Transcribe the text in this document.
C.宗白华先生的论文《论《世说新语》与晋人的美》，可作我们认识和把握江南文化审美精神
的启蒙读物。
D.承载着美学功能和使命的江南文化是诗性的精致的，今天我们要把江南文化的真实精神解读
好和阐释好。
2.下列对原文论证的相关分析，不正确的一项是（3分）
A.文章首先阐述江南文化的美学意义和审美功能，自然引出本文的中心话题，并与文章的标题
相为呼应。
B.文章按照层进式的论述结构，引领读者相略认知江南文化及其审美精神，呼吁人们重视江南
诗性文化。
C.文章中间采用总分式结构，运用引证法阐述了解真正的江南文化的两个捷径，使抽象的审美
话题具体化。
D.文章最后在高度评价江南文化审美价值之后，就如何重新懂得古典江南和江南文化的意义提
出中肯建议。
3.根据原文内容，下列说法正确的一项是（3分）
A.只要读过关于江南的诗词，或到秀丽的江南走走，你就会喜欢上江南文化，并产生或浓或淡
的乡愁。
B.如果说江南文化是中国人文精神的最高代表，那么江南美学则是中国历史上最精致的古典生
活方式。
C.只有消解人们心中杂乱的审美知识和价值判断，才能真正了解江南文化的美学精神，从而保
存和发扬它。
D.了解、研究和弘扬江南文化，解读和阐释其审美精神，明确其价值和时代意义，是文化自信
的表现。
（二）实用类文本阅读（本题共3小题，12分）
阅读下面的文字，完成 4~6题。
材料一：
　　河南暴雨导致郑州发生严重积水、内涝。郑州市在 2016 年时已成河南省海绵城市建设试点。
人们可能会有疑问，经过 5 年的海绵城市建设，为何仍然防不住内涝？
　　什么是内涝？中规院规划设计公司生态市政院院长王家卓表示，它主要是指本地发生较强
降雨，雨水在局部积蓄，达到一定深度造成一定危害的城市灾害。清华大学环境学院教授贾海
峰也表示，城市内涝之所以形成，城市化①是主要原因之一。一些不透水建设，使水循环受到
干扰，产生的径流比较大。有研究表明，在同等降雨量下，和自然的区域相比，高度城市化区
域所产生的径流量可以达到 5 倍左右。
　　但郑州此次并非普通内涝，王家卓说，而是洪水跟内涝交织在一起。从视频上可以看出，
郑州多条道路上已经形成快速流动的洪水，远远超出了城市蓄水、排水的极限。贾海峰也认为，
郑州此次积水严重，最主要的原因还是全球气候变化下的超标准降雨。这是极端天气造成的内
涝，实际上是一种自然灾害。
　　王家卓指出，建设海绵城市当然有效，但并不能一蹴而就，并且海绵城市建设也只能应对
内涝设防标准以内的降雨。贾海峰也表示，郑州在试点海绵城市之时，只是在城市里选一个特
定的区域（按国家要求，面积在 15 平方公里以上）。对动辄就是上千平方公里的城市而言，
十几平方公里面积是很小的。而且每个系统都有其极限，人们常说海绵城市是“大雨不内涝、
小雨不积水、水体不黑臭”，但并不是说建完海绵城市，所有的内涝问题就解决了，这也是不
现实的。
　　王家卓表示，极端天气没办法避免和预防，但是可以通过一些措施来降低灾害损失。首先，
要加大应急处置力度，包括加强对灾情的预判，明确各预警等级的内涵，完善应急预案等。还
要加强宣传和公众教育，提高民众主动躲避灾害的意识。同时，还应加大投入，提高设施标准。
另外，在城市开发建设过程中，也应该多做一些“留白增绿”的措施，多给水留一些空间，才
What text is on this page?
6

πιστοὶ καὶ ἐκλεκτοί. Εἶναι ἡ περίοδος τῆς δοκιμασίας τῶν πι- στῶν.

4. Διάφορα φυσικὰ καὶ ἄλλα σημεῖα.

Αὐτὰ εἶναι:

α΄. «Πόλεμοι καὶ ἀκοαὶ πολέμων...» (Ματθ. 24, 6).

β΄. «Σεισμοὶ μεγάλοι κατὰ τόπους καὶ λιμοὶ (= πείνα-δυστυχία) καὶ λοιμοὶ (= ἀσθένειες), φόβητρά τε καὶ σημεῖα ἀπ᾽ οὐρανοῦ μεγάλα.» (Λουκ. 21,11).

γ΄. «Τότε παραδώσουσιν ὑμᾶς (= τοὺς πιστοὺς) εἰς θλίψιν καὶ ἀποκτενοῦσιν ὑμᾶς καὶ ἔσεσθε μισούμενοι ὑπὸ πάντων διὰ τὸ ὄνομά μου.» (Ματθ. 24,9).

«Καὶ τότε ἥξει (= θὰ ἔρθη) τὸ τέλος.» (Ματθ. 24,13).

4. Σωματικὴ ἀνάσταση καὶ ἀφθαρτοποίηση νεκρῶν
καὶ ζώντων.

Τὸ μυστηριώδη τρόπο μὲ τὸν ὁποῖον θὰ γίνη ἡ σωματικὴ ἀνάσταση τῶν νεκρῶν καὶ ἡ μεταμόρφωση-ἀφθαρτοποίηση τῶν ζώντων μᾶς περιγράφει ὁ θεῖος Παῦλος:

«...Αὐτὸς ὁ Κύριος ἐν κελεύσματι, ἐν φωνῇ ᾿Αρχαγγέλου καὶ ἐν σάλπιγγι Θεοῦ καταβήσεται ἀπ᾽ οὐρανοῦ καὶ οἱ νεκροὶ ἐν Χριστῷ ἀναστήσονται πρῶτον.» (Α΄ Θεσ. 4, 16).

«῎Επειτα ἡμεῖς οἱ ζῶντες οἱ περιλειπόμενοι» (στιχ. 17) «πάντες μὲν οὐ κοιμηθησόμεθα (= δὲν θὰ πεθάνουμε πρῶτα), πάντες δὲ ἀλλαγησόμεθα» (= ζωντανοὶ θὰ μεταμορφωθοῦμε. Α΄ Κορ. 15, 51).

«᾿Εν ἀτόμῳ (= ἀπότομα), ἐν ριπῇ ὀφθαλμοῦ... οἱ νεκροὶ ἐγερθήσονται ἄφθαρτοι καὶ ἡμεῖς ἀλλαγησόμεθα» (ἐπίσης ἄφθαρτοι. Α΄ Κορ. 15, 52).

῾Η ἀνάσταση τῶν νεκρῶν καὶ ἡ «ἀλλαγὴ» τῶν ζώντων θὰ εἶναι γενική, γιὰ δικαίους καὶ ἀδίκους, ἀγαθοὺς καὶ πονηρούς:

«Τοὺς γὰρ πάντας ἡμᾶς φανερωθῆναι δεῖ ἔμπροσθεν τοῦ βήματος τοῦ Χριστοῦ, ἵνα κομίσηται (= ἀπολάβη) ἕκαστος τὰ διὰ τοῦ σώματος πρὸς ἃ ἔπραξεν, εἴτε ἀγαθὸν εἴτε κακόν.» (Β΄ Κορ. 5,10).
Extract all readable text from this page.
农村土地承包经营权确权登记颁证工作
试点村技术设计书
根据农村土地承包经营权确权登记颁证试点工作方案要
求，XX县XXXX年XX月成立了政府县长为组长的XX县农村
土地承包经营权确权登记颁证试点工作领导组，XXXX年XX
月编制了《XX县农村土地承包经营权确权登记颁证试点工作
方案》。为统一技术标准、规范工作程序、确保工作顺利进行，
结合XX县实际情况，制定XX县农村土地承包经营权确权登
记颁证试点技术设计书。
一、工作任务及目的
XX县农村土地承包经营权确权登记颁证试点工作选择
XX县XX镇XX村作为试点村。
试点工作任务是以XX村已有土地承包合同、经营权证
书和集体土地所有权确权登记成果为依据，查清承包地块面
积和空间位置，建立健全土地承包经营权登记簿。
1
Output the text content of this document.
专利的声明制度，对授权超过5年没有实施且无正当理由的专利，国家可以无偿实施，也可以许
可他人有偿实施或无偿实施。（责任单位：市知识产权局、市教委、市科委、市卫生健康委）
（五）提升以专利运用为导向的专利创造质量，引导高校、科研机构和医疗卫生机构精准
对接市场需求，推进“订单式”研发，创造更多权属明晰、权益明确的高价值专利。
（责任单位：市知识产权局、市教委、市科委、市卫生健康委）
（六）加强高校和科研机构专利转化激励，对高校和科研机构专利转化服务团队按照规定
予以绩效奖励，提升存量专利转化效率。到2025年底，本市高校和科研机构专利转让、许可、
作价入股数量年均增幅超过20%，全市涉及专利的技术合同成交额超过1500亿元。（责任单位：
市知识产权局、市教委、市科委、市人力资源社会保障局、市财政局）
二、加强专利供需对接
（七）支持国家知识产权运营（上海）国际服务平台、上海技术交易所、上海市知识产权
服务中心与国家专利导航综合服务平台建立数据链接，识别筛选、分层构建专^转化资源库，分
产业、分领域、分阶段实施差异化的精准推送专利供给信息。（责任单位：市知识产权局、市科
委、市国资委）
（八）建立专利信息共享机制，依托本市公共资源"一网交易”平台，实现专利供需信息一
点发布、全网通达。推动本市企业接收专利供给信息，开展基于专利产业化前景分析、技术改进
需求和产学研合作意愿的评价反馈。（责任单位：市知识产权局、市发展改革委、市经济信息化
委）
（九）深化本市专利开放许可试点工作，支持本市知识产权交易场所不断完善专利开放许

= = = = =

— Exercise details —
Read through the entries and copy each line in which "ἡμεῖς" appears.

— Output for this task —
«῎Επειτα ἡμεῖς οἱ ζῶντες οἱ περιλειπόμενοι» (στιχ. 17) «πάντες μὲν οὐ κοιμηθησόμεθα (= δὲν θὰ πεθάνουμε πρῶτα), πάντες δὲ ἀλλαγησόμεθα» (= ζωντανοὶ θὰ μεταμορφωθοῦμε. Α΄ Κορ. 15, 51).
«᾿Εν ἀτόμῳ (= ἀπότομα), ἐν ριπῇ ὀφθαλμοῦ... οἱ νεκροὶ ἐγερθήσονται ἄφθαρτοι καὶ ἡμεῖς ἀλλαγησόμεθα» (ἐπίσης ἄφθαρτοι. Α΄ Κορ. 15, 52).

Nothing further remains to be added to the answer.